DIRECTIVE:
Filter the records below for the word "DANTE". Copy each line that holds it.

[start MATERIAL]

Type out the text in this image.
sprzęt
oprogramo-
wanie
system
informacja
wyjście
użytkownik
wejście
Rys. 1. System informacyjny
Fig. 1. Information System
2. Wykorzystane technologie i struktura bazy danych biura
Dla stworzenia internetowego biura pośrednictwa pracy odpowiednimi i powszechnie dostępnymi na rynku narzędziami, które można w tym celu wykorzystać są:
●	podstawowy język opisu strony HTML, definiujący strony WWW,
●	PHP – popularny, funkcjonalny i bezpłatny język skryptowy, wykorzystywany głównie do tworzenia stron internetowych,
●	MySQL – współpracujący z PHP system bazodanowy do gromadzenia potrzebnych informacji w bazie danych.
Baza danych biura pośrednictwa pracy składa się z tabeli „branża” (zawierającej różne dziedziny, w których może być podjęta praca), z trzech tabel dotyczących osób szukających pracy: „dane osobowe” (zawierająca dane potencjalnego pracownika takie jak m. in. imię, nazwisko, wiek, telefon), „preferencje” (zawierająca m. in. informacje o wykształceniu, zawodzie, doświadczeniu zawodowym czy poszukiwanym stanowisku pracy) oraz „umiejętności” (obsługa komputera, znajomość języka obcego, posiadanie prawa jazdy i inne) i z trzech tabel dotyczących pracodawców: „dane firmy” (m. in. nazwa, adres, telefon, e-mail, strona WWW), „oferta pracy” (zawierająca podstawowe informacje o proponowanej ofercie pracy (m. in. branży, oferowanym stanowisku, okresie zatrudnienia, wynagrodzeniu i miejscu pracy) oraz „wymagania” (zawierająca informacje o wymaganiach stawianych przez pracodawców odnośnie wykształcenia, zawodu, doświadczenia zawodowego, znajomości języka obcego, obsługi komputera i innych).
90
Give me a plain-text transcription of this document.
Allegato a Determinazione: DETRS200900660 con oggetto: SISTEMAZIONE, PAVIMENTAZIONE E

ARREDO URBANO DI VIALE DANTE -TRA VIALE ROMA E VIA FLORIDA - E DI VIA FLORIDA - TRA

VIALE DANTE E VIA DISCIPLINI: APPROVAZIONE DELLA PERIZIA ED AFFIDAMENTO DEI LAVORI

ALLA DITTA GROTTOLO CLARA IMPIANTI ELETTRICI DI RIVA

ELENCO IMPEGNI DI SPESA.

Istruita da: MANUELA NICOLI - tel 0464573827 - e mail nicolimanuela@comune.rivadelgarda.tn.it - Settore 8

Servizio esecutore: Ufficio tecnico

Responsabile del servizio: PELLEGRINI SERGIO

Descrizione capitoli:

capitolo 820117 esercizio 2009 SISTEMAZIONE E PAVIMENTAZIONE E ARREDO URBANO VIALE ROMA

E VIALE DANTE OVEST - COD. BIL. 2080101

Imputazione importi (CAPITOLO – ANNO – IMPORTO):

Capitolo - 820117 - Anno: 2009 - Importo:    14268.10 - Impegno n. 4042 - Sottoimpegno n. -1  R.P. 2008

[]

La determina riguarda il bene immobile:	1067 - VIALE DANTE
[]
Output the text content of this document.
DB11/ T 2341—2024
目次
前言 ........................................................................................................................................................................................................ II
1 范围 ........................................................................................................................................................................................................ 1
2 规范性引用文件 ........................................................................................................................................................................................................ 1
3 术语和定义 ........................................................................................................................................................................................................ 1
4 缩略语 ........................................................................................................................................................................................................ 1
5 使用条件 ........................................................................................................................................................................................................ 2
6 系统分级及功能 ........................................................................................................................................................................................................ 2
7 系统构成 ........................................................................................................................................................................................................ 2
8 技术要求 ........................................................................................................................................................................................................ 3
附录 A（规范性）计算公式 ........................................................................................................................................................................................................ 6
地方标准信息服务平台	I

[end MATERIAL]

SOLUTION FOR THIS TASK:
ARREDO URBANO DI VIALE DANTE -TRA VIALE ROMA E VIA FLORIDA - E DI VIA FLORIDA - TRA
VIALE DANTE E VIA DISCIPLINI: APPROVAZIONE DELLA PERIZIA ED AFFIDAMENTO DEI LAVORI
E VIALE DANTE OVEST - COD. BIL. 2080101
La determina riguarda il bene immobile:	1067 - VIALE DANTE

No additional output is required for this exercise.